» **WORK TO DO**: Search the records for the word "this" and report each line that has it.

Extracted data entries
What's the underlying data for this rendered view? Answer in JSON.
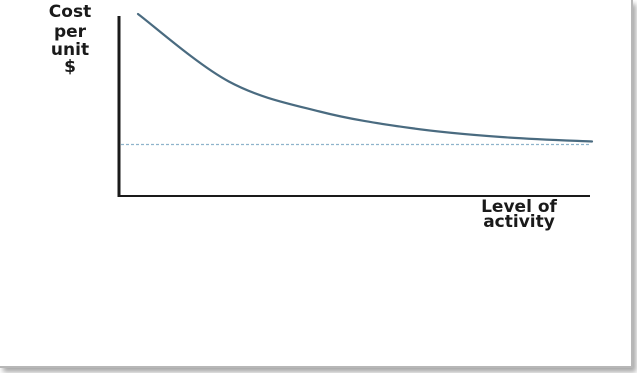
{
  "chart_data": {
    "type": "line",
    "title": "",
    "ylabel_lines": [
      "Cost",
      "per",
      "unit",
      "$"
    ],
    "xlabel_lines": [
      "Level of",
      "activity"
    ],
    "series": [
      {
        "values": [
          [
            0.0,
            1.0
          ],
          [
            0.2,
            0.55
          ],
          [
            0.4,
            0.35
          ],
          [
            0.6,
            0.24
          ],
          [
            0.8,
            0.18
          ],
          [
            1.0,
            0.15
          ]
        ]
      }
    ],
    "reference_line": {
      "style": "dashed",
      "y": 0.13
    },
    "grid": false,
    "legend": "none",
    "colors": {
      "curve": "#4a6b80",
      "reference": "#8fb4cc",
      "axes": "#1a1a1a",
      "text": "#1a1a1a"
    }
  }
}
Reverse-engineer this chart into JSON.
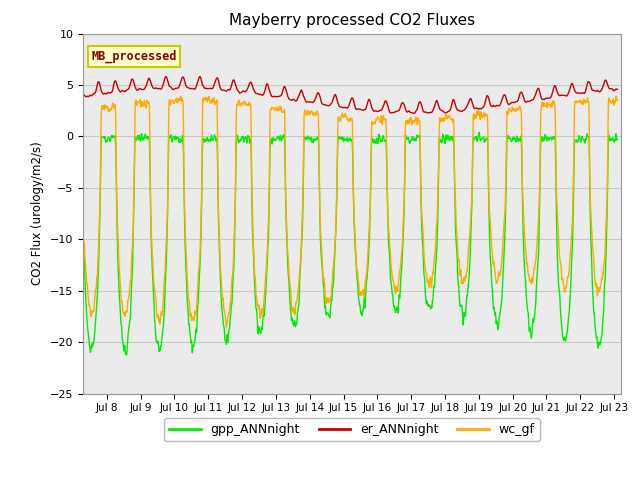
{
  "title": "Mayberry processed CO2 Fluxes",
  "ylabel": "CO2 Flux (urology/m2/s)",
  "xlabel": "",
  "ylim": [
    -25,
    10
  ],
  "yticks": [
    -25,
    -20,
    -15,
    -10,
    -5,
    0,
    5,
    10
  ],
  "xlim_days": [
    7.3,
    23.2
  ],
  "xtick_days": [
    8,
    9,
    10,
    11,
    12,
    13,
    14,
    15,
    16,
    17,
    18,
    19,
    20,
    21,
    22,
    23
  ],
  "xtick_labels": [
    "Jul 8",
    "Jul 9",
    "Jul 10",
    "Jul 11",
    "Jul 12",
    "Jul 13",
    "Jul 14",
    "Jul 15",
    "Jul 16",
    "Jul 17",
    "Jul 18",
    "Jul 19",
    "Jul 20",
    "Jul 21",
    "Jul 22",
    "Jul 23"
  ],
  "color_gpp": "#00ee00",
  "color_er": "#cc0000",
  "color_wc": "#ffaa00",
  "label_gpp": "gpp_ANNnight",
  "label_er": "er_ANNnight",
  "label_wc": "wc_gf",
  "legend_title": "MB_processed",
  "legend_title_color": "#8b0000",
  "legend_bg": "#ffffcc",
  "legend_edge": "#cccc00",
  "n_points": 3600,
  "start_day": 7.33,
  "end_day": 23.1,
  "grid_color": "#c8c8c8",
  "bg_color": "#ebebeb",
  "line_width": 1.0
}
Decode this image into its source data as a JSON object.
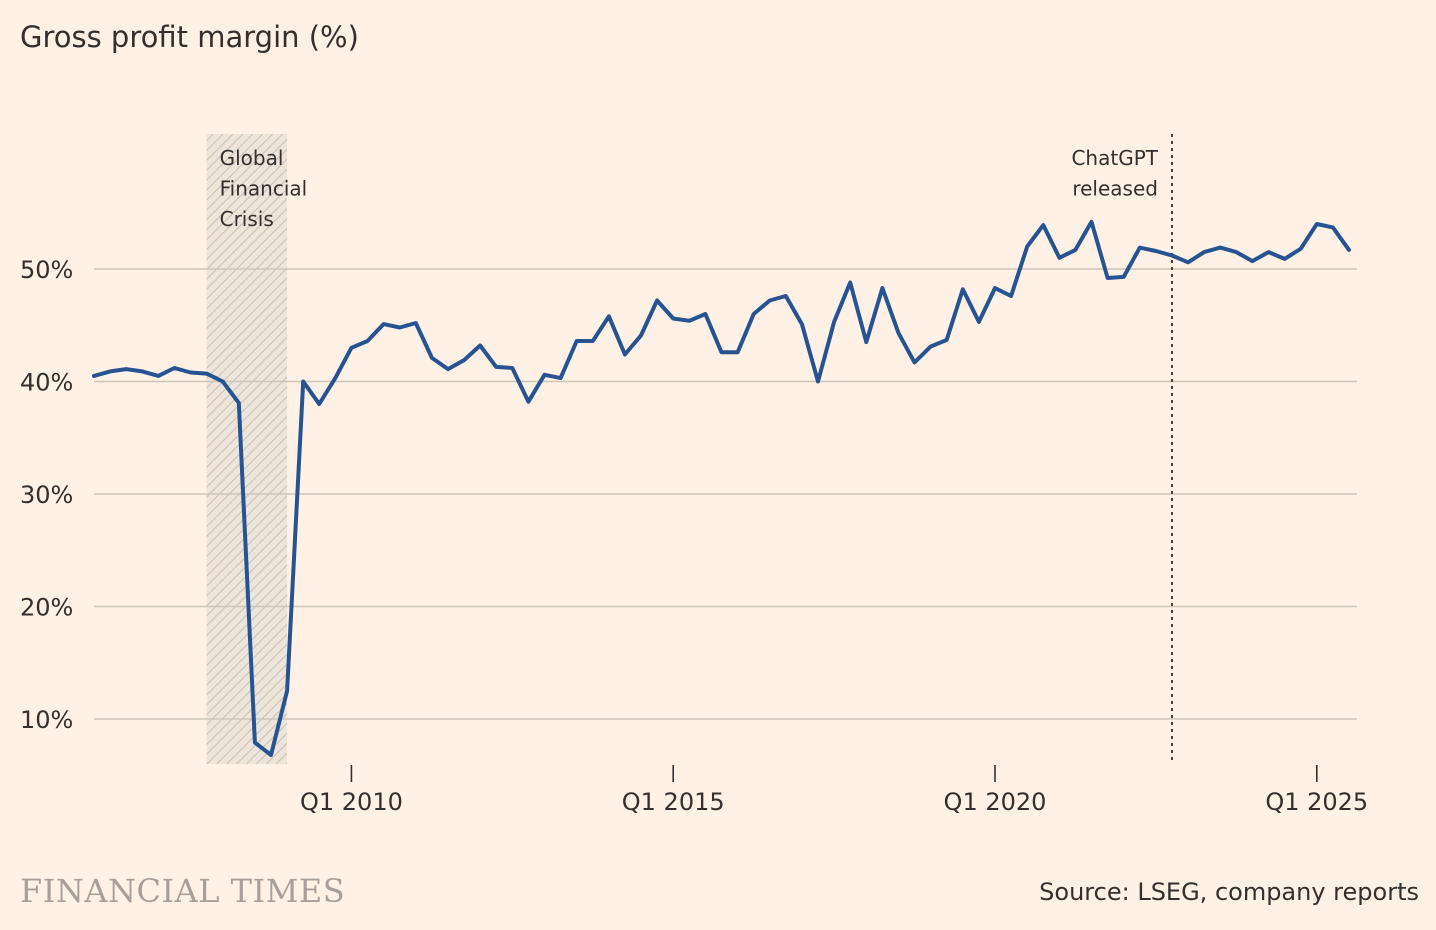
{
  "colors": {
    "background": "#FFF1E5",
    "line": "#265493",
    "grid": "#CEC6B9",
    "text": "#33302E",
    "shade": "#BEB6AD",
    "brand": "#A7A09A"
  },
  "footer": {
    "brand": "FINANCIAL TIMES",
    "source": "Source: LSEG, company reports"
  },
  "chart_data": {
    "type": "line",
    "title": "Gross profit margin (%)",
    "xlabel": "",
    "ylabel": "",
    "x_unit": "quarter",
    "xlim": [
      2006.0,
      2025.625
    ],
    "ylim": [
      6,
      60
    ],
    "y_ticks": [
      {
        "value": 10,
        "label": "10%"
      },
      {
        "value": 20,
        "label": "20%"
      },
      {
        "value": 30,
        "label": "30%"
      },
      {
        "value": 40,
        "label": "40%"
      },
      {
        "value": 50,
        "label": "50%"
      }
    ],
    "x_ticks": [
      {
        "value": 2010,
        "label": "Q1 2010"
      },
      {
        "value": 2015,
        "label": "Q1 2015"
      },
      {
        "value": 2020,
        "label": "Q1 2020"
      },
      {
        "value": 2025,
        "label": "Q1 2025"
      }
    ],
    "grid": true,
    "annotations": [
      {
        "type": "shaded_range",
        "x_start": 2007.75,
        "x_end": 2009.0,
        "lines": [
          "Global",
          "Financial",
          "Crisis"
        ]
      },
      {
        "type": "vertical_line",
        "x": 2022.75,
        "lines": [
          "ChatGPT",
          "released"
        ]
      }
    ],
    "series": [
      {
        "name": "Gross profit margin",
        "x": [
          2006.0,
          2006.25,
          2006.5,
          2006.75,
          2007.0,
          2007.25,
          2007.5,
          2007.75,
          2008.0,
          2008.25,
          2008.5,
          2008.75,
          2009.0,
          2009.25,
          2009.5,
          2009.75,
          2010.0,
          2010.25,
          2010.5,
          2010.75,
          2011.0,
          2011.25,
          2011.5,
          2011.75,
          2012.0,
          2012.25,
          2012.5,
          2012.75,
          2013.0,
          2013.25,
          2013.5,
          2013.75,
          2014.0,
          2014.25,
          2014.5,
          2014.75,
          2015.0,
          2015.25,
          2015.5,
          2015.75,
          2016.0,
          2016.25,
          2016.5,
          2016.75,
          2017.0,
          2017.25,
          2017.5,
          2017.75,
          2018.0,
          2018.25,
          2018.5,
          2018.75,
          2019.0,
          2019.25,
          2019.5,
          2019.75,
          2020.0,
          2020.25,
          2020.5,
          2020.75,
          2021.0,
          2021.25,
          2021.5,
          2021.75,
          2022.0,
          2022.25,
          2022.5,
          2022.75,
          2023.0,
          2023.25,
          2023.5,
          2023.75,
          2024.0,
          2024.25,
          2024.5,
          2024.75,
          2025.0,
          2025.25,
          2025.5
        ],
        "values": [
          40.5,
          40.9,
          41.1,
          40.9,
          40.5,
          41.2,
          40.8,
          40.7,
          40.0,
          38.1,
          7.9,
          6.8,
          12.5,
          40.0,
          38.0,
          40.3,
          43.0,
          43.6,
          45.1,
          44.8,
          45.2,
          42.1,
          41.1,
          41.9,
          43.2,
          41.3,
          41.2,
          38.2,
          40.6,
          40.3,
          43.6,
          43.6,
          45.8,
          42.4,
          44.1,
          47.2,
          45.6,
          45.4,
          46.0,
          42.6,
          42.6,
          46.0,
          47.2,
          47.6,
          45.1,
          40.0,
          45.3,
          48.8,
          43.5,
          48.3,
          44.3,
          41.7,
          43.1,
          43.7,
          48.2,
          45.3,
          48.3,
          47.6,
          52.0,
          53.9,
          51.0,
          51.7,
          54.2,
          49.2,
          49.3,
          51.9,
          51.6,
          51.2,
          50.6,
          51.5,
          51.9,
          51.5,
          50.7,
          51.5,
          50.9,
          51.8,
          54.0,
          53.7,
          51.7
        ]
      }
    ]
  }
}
---
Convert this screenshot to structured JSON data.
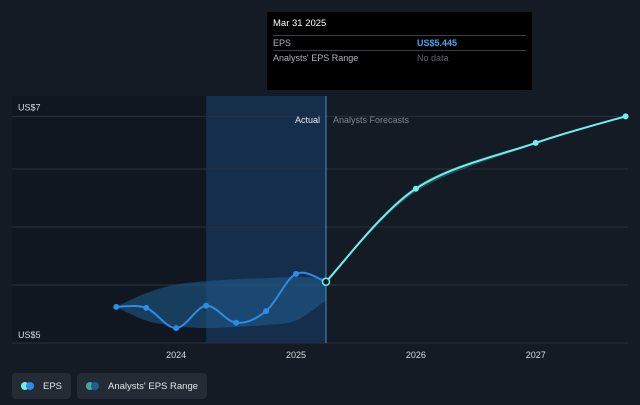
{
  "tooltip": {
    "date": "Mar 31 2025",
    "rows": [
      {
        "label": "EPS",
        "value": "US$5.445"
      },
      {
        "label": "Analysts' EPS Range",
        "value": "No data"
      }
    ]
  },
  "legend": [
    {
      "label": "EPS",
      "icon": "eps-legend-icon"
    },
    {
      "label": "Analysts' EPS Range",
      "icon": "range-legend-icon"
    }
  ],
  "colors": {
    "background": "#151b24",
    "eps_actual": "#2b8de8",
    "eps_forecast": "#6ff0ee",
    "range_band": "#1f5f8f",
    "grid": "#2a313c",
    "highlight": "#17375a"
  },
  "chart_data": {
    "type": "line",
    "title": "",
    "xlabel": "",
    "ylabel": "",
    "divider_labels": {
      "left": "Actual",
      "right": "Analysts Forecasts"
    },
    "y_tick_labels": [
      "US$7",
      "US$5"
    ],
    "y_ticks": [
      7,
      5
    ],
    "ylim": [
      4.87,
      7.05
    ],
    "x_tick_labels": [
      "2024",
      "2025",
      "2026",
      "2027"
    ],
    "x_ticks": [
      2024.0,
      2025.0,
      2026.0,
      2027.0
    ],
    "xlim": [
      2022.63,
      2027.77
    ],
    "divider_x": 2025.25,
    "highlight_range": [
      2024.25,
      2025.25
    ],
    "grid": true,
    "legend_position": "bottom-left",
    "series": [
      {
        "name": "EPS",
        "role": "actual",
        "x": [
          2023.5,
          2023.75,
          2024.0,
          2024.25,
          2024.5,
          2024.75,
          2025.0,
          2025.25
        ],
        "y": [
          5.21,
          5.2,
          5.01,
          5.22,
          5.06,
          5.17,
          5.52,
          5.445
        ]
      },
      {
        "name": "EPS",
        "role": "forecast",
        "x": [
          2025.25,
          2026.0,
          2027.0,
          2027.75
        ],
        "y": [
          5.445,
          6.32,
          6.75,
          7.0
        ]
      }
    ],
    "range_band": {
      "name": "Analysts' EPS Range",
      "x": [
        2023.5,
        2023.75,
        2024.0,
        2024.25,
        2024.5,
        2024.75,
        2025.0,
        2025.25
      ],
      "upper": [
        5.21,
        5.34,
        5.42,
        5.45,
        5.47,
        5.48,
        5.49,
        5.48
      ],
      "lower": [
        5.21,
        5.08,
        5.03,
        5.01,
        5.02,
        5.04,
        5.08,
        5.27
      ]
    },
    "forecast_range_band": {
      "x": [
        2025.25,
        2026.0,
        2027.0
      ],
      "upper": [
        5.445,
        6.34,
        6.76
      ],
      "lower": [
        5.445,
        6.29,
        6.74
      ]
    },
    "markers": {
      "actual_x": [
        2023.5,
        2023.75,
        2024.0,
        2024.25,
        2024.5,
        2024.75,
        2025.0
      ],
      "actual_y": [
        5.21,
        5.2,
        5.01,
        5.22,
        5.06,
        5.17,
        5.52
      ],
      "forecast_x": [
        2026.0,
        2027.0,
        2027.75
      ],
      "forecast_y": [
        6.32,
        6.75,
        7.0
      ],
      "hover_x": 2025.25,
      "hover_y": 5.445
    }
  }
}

» **OUTPUT BELOW**:
What's the underlying data for this rendered view? Answer in JSON.
Reverse-engineer this chart into JSON.
Decode this image into its source data as a JSON object.
Convert this screenshot to structured JSON data.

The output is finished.